In support of the motion, counsel for Movants ("Movants' Counsel") affirms that on or about February 25, 2016, UBS appeared in this action by the service of a Verified Answer (Ex. D to Brofman Aff. in Supp.). In its Answer, UBS inter alia asserted a cross-claim for contribution against Defendants AM Online, Srour Individually and Srour d/b/a AM Online. On March 25, 2016, Defendant Srour served a pre-answer motion to dismiss the Initial Complaint ("Prior Motion"). On March 31, 2016, Defendant AM Online appeared in this action by the service of a Verified Answer and Counterclaim (Ex. E to Brofman Aff. in Supp.). In that Answer, AM Online inter alia 1) asserted a cross claim against UBS based on the theory of contribution; and 2) asserted a counterclaim against Plaintiff for anticipatory breach of the Lease based on the allegation that Plaintiff, notwithstanding its failure to properly terminate the Lease, advertised the Premises "For Lease" (AM Online Answer at ¶¶ 44 and 45). On or about July 8, 2016, Plaintiff and UBS each filed opposition to the Prior Motion ("Opposition"). Movants' Counsel affirms that the Opposition, inter alia, alleged that Srour failed to abide by the corporate formalities necessary to shield Srour from liability for the purported acts of AM Online and, therefore, a piercing of the corporate veil was justified. The Initial Complaint, however, did not include a cause of action seeking to pierce the corporate veil. Movants' Counsel affirms that during oral argument of the Prior Motion on August 19, 2016 (transcript at Ex. F to Brofman Aff. in Supp.), the issue of pleading the relevant allegations for piercing the veil was raised and discussed. Movants' Counsel affirms that the Court, with the consent of Defendants, afforded Plaintiff an opportunity to amend the Initial Complaint to plead a cause of action relating to piercing the corporate veil. Movants' Counsel also provides a copy of the Lease (Ex. A to Brofman Aff. in Supp.).

Movants' Counsel affirms that on September 15, 2016, he received a Consent to Change Attorney on behalf of Plaintiff (Ex. G to Brofman Aff. in Supp.). On that same date, Srour Counsel received the Amended Complaint dated September 8, 2016 (Ex. H to Brofman Aff. in Supp.). On or about September 28, 2016, UBS served its Verified Answer to the Amended Complaint (Ex. I to Brofman Aff. in Supp.) which includes a cross-claim for contribution against Srour.

▶ [Exercise 1] Print the entries verbatim, starting at the first line of the entries and ending with the line that contains "correction-cell: -228 <box>925", including that line.

▶ [Supplied material]

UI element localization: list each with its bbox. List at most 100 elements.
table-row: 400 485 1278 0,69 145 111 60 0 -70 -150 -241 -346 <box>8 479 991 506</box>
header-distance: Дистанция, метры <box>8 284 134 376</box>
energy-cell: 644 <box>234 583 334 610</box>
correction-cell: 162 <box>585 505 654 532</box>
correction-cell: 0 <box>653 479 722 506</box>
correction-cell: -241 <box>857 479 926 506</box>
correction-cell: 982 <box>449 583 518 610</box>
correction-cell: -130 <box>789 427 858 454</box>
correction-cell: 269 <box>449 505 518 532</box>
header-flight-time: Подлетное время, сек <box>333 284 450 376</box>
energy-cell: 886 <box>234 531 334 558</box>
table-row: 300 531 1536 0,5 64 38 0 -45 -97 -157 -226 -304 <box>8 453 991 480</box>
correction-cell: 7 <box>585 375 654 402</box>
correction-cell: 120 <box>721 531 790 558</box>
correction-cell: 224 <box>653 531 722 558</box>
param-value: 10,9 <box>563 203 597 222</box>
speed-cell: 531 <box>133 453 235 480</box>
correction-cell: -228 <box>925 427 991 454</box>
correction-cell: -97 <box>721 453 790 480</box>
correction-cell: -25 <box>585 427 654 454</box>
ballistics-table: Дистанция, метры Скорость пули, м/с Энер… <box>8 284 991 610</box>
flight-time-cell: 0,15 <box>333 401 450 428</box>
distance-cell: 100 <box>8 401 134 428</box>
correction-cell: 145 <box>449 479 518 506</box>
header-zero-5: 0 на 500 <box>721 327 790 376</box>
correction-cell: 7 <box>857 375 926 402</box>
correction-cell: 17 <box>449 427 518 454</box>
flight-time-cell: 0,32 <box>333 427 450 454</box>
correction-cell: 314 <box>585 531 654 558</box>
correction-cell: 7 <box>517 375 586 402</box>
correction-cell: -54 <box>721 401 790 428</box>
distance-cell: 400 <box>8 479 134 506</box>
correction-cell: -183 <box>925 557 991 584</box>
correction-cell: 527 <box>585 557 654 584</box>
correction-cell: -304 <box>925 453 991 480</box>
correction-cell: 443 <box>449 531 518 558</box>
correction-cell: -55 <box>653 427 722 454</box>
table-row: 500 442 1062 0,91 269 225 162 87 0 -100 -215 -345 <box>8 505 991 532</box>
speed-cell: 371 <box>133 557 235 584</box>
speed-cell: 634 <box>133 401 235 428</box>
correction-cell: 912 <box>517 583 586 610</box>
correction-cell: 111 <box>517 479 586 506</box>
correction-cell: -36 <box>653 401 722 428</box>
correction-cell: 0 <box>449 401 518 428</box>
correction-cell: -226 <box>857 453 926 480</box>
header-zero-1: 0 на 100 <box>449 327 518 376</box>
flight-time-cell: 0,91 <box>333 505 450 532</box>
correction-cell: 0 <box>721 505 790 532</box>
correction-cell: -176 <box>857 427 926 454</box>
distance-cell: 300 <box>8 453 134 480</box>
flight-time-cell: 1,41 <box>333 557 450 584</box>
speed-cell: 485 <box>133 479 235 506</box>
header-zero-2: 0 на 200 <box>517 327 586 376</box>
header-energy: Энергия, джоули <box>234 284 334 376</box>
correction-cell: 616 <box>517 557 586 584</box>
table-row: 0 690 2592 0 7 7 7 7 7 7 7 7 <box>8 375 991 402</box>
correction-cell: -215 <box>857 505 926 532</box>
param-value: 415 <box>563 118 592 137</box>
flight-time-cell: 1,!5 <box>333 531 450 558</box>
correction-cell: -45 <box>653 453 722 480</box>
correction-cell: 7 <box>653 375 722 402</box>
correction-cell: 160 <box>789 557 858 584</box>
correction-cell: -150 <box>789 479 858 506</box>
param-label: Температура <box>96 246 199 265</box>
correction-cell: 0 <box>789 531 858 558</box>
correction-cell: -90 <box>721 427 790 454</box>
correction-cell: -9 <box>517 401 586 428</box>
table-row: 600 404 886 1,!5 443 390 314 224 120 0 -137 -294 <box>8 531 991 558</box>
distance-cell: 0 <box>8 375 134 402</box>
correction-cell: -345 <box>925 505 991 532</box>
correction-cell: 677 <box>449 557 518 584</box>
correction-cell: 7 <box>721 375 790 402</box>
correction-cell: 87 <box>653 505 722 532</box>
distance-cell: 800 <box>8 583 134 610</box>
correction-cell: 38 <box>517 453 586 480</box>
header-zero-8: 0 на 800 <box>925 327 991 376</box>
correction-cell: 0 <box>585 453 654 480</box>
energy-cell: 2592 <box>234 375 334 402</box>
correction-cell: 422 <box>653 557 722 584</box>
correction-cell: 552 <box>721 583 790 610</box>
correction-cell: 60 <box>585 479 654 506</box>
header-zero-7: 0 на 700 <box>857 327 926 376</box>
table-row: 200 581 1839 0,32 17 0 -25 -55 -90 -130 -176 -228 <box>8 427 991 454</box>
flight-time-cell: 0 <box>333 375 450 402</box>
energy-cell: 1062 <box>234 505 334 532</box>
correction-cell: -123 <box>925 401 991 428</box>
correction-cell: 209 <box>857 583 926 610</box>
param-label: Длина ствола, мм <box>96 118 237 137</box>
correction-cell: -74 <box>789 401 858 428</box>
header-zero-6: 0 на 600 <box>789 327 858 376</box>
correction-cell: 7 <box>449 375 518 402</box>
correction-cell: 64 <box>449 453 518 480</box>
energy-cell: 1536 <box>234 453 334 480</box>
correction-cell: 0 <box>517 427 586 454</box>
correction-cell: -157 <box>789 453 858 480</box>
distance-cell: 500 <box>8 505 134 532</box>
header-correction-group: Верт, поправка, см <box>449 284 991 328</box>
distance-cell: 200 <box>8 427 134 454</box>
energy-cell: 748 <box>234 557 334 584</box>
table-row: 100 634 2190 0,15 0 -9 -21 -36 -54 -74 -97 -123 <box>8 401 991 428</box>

▶ [Exercise 2] Summarize the court filing excerpt in three sentences.

▶ [Right answer 1]
UI element localization: list each with its bbox. List at most 100 elements.
table-row: 400 485 1278 0,69 145 111 60 0 -70 -150 -241 -346 <box>8 479 991 506</box>
header-distance: Дистанция, метры <box>8 284 134 376</box>
energy-cell: 644 <box>234 583 334 610</box>
correction-cell: 162 <box>585 505 654 532</box>
correction-cell: 0 <box>653 479 722 506</box>
correction-cell: -241 <box>857 479 926 506</box>
correction-cell: 982 <box>449 583 518 610</box>
correction-cell: -130 <box>789 427 858 454</box>
correction-cell: 269 <box>449 505 518 532</box>
header-flight-time: Подлетное время, сек <box>333 284 450 376</box>
energy-cell: 886 <box>234 531 334 558</box>
table-row: 300 531 1536 0,5 64 38 0 -45 -97 -157 -226 -304 <box>8 453 991 480</box>
correction-cell: 7 <box>585 375 654 402</box>
correction-cell: 120 <box>721 531 790 558</box>
correction-cell: 224 <box>653 531 722 558</box>
param-value: 10,9 <box>563 203 597 222</box>
speed-cell: 531 <box>133 453 235 480</box>
correction-cell: -228 <box>925 427 991 454</box>

▶ [Right answer 2] Movants' Counsel affirms that UBS and AM Online each served Verified Answers with cross-claims for contribution, that AM Online also counterclaimed against Plaintiff for anticipatory breach of the Lease, and that Srour moved on March 25, 2016 to dismiss the Initial Complaint. Plaintiff and UBS opposed that motion by arguing for piercing the corporate veil, a cause of action the Initial Complaint did not include, so at oral argument on August 19, 2016 the Court, with Defendants' consent, let Plaintiff amend the complaint to plead it. The Amended Complaint dated September 8, 2016 was received on September 15, 2016, and on or about September 28, 2016 UBS answered it with a cross-claim for contribution against Srour.